DESCRIPTION OF THE TASK
Retype the material word for word.

EXERCISE MATERIALS
╔══

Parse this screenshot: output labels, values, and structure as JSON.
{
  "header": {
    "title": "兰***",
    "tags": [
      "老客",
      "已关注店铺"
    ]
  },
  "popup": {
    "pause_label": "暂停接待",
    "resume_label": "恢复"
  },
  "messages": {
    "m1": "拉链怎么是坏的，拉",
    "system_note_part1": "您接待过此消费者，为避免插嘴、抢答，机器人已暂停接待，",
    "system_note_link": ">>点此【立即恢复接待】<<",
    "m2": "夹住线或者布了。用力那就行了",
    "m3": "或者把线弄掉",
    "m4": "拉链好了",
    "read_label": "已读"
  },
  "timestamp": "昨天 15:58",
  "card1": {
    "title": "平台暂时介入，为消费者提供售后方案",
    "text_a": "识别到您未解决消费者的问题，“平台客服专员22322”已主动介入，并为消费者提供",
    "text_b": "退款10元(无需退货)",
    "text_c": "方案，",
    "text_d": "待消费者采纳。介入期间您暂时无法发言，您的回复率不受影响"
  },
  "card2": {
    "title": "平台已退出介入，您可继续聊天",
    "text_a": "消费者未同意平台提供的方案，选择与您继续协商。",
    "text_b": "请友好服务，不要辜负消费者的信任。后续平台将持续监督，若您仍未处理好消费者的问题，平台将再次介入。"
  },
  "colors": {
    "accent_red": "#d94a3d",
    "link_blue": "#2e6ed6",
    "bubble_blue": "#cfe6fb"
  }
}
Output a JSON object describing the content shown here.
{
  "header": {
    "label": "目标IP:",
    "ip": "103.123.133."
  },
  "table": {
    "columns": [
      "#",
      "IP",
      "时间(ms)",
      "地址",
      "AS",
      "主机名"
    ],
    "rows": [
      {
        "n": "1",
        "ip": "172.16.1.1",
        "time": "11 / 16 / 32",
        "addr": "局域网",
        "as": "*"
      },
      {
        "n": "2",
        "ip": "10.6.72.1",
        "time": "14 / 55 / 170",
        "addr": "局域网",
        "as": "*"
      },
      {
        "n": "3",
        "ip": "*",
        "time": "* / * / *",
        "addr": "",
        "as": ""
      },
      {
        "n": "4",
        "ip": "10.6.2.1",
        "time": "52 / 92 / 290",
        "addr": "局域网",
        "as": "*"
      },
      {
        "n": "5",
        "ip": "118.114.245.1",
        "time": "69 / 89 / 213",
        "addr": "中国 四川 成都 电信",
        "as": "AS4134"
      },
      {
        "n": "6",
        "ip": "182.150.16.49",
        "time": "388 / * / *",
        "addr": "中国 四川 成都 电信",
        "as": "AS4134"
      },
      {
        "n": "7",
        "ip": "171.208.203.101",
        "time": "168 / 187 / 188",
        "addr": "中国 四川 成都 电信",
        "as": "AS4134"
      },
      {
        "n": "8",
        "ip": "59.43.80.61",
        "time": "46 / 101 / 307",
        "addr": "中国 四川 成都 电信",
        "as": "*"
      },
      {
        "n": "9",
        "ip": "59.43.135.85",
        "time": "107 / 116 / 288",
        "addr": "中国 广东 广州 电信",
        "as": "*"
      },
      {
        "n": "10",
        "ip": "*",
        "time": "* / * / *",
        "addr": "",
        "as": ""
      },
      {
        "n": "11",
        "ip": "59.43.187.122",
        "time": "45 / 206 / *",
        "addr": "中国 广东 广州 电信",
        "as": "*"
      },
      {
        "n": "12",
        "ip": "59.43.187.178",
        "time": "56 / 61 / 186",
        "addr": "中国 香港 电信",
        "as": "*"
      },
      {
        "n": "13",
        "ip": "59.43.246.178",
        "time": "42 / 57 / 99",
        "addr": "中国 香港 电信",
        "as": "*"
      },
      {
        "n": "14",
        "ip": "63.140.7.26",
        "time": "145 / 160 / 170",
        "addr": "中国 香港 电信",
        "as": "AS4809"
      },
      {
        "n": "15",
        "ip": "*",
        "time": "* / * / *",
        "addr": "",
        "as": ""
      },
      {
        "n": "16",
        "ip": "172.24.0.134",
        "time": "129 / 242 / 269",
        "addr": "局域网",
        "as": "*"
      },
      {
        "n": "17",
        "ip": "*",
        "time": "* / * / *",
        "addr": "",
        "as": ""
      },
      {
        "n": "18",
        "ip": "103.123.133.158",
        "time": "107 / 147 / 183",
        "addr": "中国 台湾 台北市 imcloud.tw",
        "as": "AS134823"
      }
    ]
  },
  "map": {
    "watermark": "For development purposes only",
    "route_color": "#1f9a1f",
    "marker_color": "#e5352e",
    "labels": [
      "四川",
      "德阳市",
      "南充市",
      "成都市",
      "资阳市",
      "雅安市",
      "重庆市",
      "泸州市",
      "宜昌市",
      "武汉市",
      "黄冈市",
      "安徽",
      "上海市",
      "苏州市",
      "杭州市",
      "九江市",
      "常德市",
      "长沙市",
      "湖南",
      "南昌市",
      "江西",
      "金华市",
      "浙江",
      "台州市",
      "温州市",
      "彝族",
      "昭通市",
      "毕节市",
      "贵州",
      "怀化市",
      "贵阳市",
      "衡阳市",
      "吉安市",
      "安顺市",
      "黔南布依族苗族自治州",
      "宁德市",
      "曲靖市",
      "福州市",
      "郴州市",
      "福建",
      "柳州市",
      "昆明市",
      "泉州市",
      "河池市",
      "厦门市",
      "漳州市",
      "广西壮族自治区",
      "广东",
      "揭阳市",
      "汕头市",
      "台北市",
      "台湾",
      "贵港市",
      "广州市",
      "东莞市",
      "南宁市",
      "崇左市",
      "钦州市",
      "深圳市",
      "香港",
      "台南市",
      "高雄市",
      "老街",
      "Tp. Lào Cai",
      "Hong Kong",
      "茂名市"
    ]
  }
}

╚══

RESULT
Parse this screenshot: output labels, values, and structure as JSON.
{
  "header": {
    "title": "兰***",
    "tags": [
      "老客",
      "已关注店铺"
    ]
  },
  "popup": {
    "pause_label": "暂停接待",
    "resume_label": "恢复"
  },
  "messages": {
    "m1": "拉链怎么是坏的，拉",
    "system_note_part1": "您接待过此消费者，为避免插嘴、抢答，机器人已暂停接待，",
    "system_note_link": ">>点此【立即恢复接待】<<",
    "m2": "夹住线或者布了。用力那就行了",
    "m3": "或者把线弄掉",
    "m4": "拉链好了",
    "read_label": "已读"
  },
  "timestamp": "昨天 15:58",
  "card1": {
    "title": "平台暂时介入，为消费者提供售后方案",
    "text_a": "识别到您未解决消费者的问题，“平台客服专员22322”已主动介入，并为消费者提供",
    "text_b": "退款10元(无需退货)",
    "text_c": "方案，",
    "text_d": "待消费者采纳。介入期间您暂时无法发言，您的回复率不受影响"
  },
  "card2": {
    "title": "平台已退出介入，您可继续聊天",
    "text_a": "消费者未同意平台提供的方案，选择与您继续协商。",
    "text_b": "请友好服务，不要辜负消费者的信任。后续平台将持续监督，若您仍未处理好消费者的问题，平台将再次介入。"
  },
  "colors": {
    "accent_red": "#d94a3d",
    "link_blue": "#2e6ed6",
    "bubble_blue": "#cfe6fb"
  }
}
Output a JSON object describing the content shown here.
{
  "header": {
    "label": "目标IP:",
    "ip": "103.123.133."
  },
  "table": {
    "columns": [
      "#",
      "IP",
      "时间(ms)",
      "地址",
      "AS",
      "主机名"
    ],
    "rows": [
      {
        "n": "1",
        "ip": "172.16.1.1",
        "time": "11 / 16 / 32",
        "addr": "局域网",
        "as": "*"
      },
      {
        "n": "2",
        "ip": "10.6.72.1",
        "time": "14 / 55 / 170",
        "addr": "局域网",
        "as": "*"
      },
      {
        "n": "3",
        "ip": "*",
        "time": "* / * / *",
        "addr": "",
        "as": ""
      },
      {
        "n": "4",
        "ip": "10.6.2.1",
        "time": "52 / 92 / 290",
        "addr": "局域网",
        "as": "*"
      },
      {
        "n": "5",
        "ip": "118.114.245.1",
        "time": "69 / 89 / 213",
        "addr": "中国 四川 成都 电信",
        "as": "AS4134"
      },
      {
        "n": "6",
        "ip": "182.150.16.49",
        "time": "388 / * / *",
        "addr": "中国 四川 成都 电信",
        "as": "AS4134"
      },
      {
        "n": "7",
        "ip": "171.208.203.101",
        "time": "168 / 187 / 188",
        "addr": "中国 四川 成都 电信",
        "as": "AS4134"
      },
      {
        "n": "8",
        "ip": "59.43.80.61",
        "time": "46 / 101 / 307",
        "addr": "中国 四川 成都 电信",
        "as": "*"
      },
      {
        "n": "9",
        "ip": "59.43.135.85",
        "time": "107 / 116 / 288",
        "addr": "中国 广东 广州 电信",
        "as": "*"
      },
      {
        "n": "10",
        "ip": "*",
        "time": "* / * / *",
        "addr": "",
        "as": ""
      },
      {
        "n": "11",
        "ip": "59.43.187.122",
        "time": "45 / 206 / *",
        "addr": "中国 广东 广州 电信",
        "as": "*"
      },
      {
        "n": "12",
        "ip": "59.43.187.178",
        "time": "56 / 61 / 186",
        "addr": "中国 香港 电信",
        "as": "*"
      },
      {
        "n": "13",
        "ip": "59.43.246.178",
        "time": "42 / 57 / 99",
        "addr": "中国 香港 电信",
        "as": "*"
      },
      {
        "n": "14",
        "ip": "63.140.7.26",
        "time": "145 / 160 / 170",
        "addr": "中国 香港 电信",
        "as": "AS4809"
      },
      {
        "n": "15",
        "ip": "*",
        "time": "* / * / *",
        "addr": "",
        "as": ""
      },
      {
        "n": "16",
        "ip": "172.24.0.134",
        "time": "129 / 242 / 269",
        "addr": "局域网",
        "as": "*"
      },
      {
        "n": "17",
        "ip": "*",
        "time": "* / * / *",
        "addr": "",
        "as": ""
      },
      {
        "n": "18",
        "ip": "103.123.133.158",
        "time": "107 / 147 / 183",
        "addr": "中国 台湾 台北市 imcloud.tw",
        "as": "AS134823"
      }
    ]
  },
  "map": {
    "watermark": "For development purposes only",
    "route_color": "#1f9a1f",
    "marker_color": "#e5352e",
    "labels": [
      "四川",
      "德阳市",
      "南充市",
      "成都市",
      "资阳市",
      "雅安市",
      "重庆市",
      "泸州市",
      "宜昌市",
      "武汉市",
      "黄冈市",
      "安徽",
      "上海市",
      "苏州市",
      "杭州市",
      "九江市",
      "常德市",
      "长沙市",
      "湖南",
      "南昌市",
      "江西",
      "金华市",
      "浙江",
      "台州市",
      "温州市",
      "彝族",
      "昭通市",
      "毕节市",
      "贵州",
      "怀化市",
      "贵阳市",
      "衡阳市",
      "吉安市",
      "安顺市",
      "黔南布依族苗族自治州",
      "宁德市",
      "曲靖市",
      "福州市",
      "郴州市",
      "福建",
      "柳州市",
      "昆明市",
      "泉州市",
      "河池市",
      "厦门市",
      "漳州市",
      "广西壮族自治区",
      "广东",
      "揭阳市",
      "汕头市",
      "台北市",
      "台湾",
      "贵港市",
      "广州市",
      "东莞市",
      "南宁市",
      "崇左市",
      "钦州市",
      "深圳市",
      "香港",
      "台南市",
      "高雄市",
      "老街",
      "Tp. Lào Cai",
      "Hong Kong",
      "茂名市"
    ]
  }
}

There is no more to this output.